*EXTRACTED RECORDS*:
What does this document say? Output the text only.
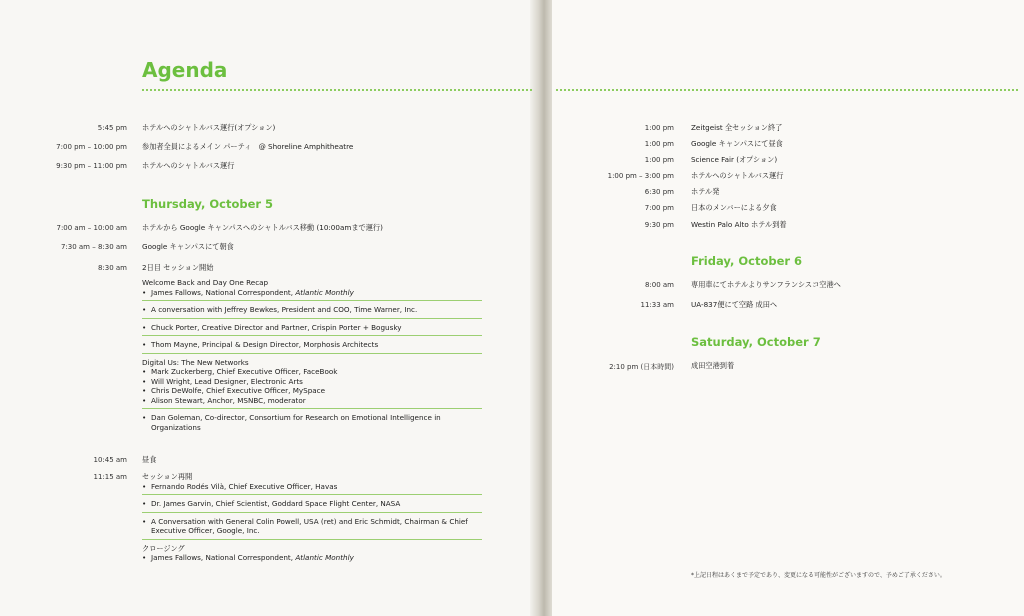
Agenda
5:45 pm ホテルへのシャトルバス運行(オプション)
7:00 pm – 10:00 pm 参加者全員によるメイン パーティ　@ Shoreline Amphitheatre
9:30 pm – 11:00 pm ホテルへのシャトルバス運行
Thursday, October 5
7:00 am – 10:00 am ホテルから Google キャンパスへのシャトルバス移動 (10:00amまで運行)
7:30 am – 8:30 am Google キャンパスにて朝食
8:30 am 2日目 セッション開始
Welcome Back and Day One Recap
• James Fallows, National Correspondent, Atlantic Monthly
• A conversation with Jeffrey Bewkes, President and COO, Time Warner, Inc.
• Chuck Porter, Creative Director and Partner, Crispin Porter + Bogusky
• Thom Mayne, Principal & Design Director, Morphosis Architects
Digital Us: The New Networks
• Mark Zuckerberg, Chief Executive Officer, FaceBook
• Will Wright, Lead Designer, Electronic Arts
• Chris DeWolfe, Chief Executive Officer, MySpace
• Alison Stewart, Anchor, MSNBC, moderator
• Dan Goleman, Co-director, Consortium for Research on Emotional Intelligence in Organizations
10:45 am 昼食
11:15 am セッション再開
• Fernando Rodés Vilà, Chief Executive Officer, Havas
• Dr. James Garvin, Chief Scientist, Goddard Space Flight Center, NASA
• A Conversation with General Colin Powell, USA (ret) and Eric Schmidt, Chairman & Chief Executive Officer, Google, Inc.
クロージング
• James Fallows, National Correspondent, Atlantic Monthly
1:00 pm Zeitgeist 全セッション終了
1:00 pm Google キャンパスにて昼食
1:00 pm Science Fair (オプション)
1:00 pm – 3:00 pm ホテルへのシャトルバス運行
6:30 pm ホテル発
7:00 pm 日本のメンバーによる夕食
9:30 pm Westin Palo Alto ホテル到着
Friday, October 6
8:00 am 専用車にてホテルよりサンフランシスコ空港へ
11:33 am UA-837便にて空路 成田へ
Saturday, October 7
2:10 pm (日本時間) 成田空港到着
*上記日程はあくまで予定であり、変更になる可能性がございますので、予めご了承ください。
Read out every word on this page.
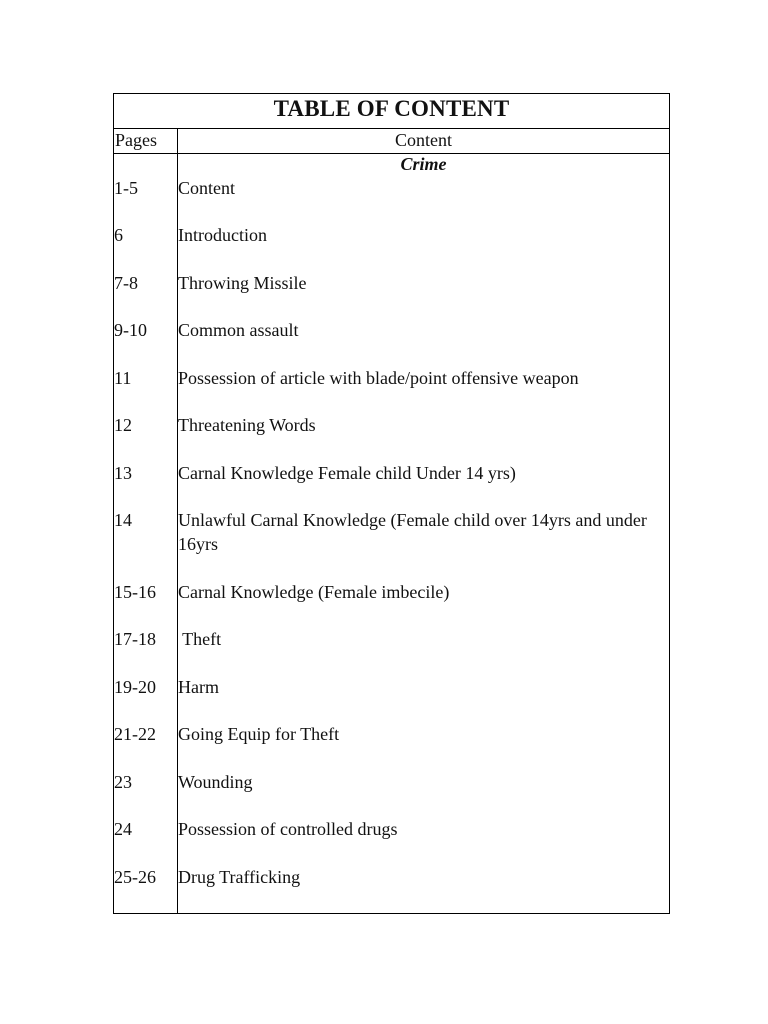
TABLE OF CONTENT
Pages	Content
Crime
1-5	Content
6	Introduction
7-8	Throwing Missile
9-10	Common assault
11	Possession of article with blade/point offensive weapon
12	Threatening Words
13	Carnal Knowledge Female child Under 14 yrs)
14	Unlawful Carnal Knowledge (Female child over 14yrs and under 16yrs
15-16	Carnal Knowledge (Female imbecile)
17-18	Theft
19-20	Harm
21-22	Going Equip for Theft
23	Wounding
24	Possession of controlled drugs
25-26	Drug Trafficking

*TASK TO COMPLETE*: Scan the entries above and work out how many lines include the word "Female"; the reply is that number alone.

*ANSWER FOR THE TASK*: 3